Stated task - Omit the pictures, then reproduce every remaining record exactly.

Items from a figure collection
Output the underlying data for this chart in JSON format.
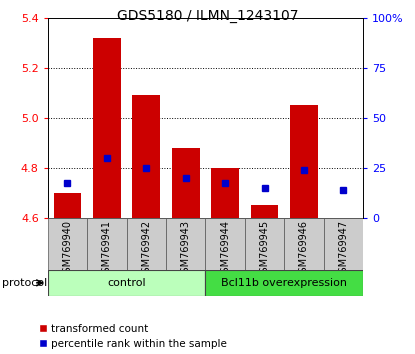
{
  "title": "GDS5180 / ILMN_1243107",
  "samples": [
    "GSM769940",
    "GSM769941",
    "GSM769942",
    "GSM769943",
    "GSM769944",
    "GSM769945",
    "GSM769946",
    "GSM769947"
  ],
  "red_values": [
    4.7,
    5.32,
    5.09,
    4.88,
    4.8,
    4.65,
    5.05,
    4.6
  ],
  "blue_values": [
    4.74,
    4.84,
    4.8,
    4.76,
    4.74,
    4.72,
    4.79,
    4.71
  ],
  "ylim_left": [
    4.6,
    5.4
  ],
  "ylim_right": [
    0,
    100
  ],
  "yticks_left": [
    4.6,
    4.8,
    5.0,
    5.2,
    5.4
  ],
  "yticks_right": [
    0,
    25,
    50,
    75,
    100
  ],
  "ytick_labels_right": [
    "0",
    "25",
    "50",
    "75",
    "100%"
  ],
  "bar_bottom": 4.6,
  "bar_color": "#cc0000",
  "dot_color": "#0000cc",
  "groups": [
    {
      "label": "control",
      "indices": [
        0,
        1,
        2,
        3
      ],
      "color": "#bbffbb"
    },
    {
      "label": "Bcl11b overexpression",
      "indices": [
        4,
        5,
        6,
        7
      ],
      "color": "#44dd44"
    }
  ],
  "protocol_label": "protocol",
  "legend_items": [
    {
      "label": "transformed count",
      "color": "#cc0000"
    },
    {
      "label": "percentile rank within the sample",
      "color": "#0000cc"
    }
  ],
  "sample_bg_color": "#cccccc",
  "plot_bg": "#ffffff",
  "grid_yticks": [
    4.8,
    5.0,
    5.2
  ],
  "bar_width": 0.7,
  "title_fontsize": 10,
  "tick_fontsize": 8,
  "label_fontsize": 7
}
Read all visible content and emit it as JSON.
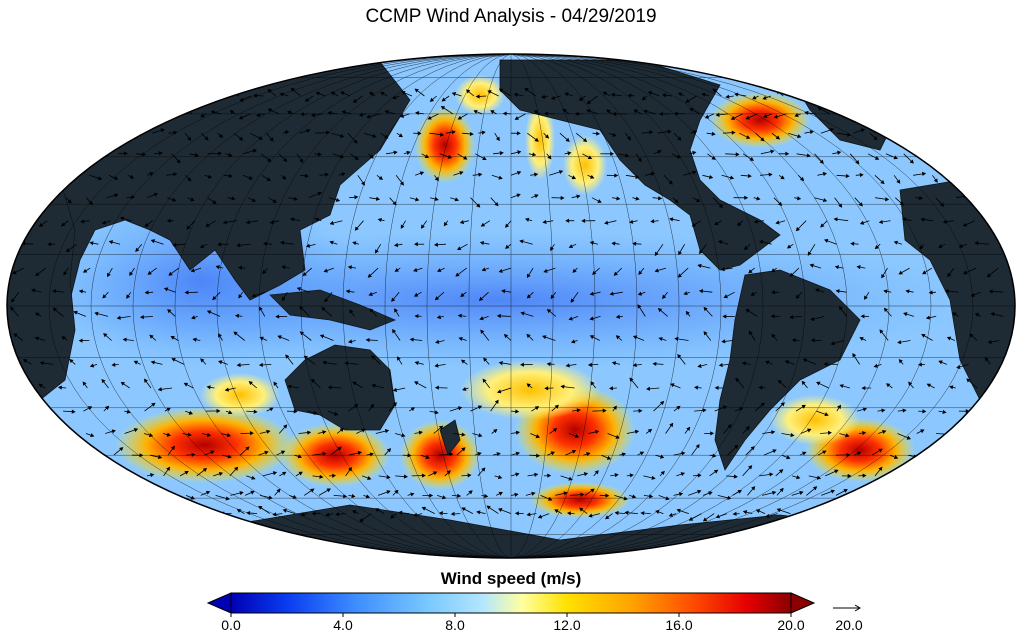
{
  "title": "CCMP Wind Analysis - 04/29/2019",
  "colorbar": {
    "label": "Wind speed (m/s)",
    "ticks": [
      "0.0",
      "4.0",
      "8.0",
      "12.0",
      "16.0",
      "20.0"
    ],
    "min": 0,
    "max": 20,
    "extend": "both",
    "colors": [
      "#0000b4",
      "#0a3cf0",
      "#3c8cff",
      "#78c8ff",
      "#b4e6ff",
      "#ffffa0",
      "#ffe100",
      "#ffa000",
      "#ff5000",
      "#e60000",
      "#8c0000"
    ]
  },
  "reference_vector": {
    "label": "20.0",
    "value": 20
  },
  "map": {
    "projection": "Mollweide",
    "central_longitude": 180,
    "land_color": "#1e2b35",
    "ocean_base_color": "#8cc8ff"
  }
}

Task solution -
Output the underlying data for this chart in JSON format.
{
  "title": "GDS5180 / ILMN_1243107",
  "samples": [
    "GSM769940",
    "GSM769941",
    "GSM769942",
    "GSM769943",
    "GSM769944",
    "GSM769945",
    "GSM769946",
    "GSM769947"
  ],
  "red_values": [
    4.7,
    5.32,
    5.09,
    4.88,
    4.8,
    4.65,
    5.05,
    4.6
  ],
  "blue_values": [
    4.74,
    4.84,
    4.8,
    4.76,
    4.74,
    4.72,
    4.79,
    4.71
  ],
  "ylim_left": [
    4.6,
    5.4
  ],
  "ylim_right": [
    0,
    100
  ],
  "yticks_left": [
    4.6,
    4.8,
    5.0,
    5.2,
    5.4
  ],
  "yticks_right": [
    0,
    25,
    50,
    75,
    100
  ],
  "ytick_labels_right": [
    "0",
    "25",
    "50",
    "75",
    "100%"
  ],
  "bar_bottom": 4.6,
  "bar_color": "#cc0000",
  "dot_color": "#0000cc",
  "groups": [
    {
      "label": "control",
      "indices": [
        0,
        1,
        2,
        3
      ],
      "color": "#bbffbb"
    },
    {
      "label": "Bcl11b overexpression",
      "indices": [
        4,
        5,
        6,
        7
      ],
      "color": "#44dd44"
    }
  ],
  "protocol_label": "protocol",
  "legend_items": [
    {
      "label": "transformed count",
      "color": "#cc0000"
    },
    {
      "label": "percentile rank within the sample",
      "color": "#0000cc"
    }
  ],
  "sample_bg_color": "#cccccc",
  "plot_bg": "#ffffff",
  "grid_yticks": [
    4.8,
    5.0,
    5.2
  ],
  "bar_width": 0.7,
  "title_fontsize": 10,
  "tick_fontsize": 8,
  "label_fontsize": 7
}
Read all visible content and emit it as JSON.
{
  "title": "CCMP Wind Analysis - 04/29/2019",
  "colorbar": {
    "label": "Wind speed (m/s)",
    "ticks": [
      "0.0",
      "4.0",
      "8.0",
      "12.0",
      "16.0",
      "20.0"
    ],
    "min": 0,
    "max": 20,
    "extend": "both",
    "colors": [
      "#0000b4",
      "#0a3cf0",
      "#3c8cff",
      "#78c8ff",
      "#b4e6ff",
      "#ffffa0",
      "#ffe100",
      "#ffa000",
      "#ff5000",
      "#e60000",
      "#8c0000"
    ]
  },
  "reference_vector": {
    "label": "20.0",
    "value": 20
  },
  "map": {
    "projection": "Mollweide",
    "central_longitude": 180,
    "land_color": "#1e2b35",
    "ocean_base_color": "#8cc8ff"
  }
}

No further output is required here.